** START OF RECORD SET **

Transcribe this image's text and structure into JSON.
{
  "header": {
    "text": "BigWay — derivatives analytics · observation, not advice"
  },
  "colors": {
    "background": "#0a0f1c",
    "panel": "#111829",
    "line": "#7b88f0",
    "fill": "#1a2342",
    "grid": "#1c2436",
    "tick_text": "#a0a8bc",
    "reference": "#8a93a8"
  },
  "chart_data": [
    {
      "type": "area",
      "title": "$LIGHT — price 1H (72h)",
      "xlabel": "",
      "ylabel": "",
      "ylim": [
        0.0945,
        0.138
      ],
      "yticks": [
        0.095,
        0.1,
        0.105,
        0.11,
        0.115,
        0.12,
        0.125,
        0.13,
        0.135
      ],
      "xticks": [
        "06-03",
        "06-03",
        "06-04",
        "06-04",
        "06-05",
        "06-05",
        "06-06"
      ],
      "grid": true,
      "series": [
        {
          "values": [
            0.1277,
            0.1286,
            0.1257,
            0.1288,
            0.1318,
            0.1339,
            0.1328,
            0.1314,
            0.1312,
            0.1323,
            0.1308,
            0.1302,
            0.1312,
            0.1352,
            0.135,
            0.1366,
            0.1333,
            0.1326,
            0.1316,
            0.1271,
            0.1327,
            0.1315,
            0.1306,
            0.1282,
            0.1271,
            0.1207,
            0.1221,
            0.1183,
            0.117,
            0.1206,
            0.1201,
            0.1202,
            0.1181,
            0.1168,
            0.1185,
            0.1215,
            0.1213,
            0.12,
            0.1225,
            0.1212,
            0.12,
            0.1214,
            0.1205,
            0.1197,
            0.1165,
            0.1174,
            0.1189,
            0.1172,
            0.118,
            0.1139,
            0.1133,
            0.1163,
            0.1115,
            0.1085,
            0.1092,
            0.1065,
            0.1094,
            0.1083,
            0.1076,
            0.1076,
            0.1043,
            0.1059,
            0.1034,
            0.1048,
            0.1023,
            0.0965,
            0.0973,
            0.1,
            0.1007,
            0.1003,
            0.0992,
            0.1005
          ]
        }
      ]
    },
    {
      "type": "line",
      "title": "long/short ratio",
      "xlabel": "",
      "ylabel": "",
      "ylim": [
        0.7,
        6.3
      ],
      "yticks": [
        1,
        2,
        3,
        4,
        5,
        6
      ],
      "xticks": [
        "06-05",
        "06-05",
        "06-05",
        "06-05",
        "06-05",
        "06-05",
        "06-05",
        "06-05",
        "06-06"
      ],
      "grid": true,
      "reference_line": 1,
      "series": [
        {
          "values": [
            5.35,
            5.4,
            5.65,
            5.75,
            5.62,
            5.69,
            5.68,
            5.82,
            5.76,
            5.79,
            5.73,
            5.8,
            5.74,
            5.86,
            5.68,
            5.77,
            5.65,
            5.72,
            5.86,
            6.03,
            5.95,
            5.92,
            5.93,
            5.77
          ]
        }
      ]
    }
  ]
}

** END OF RECORD SET **

TASK TO CARRY OUT> Check every line of the data, and copy the ones that contain "title".

OUTPUT OF THE EXERCISE>
      "title": "$LIGHT — price 1H (72h)",
      "title": "long/short ratio",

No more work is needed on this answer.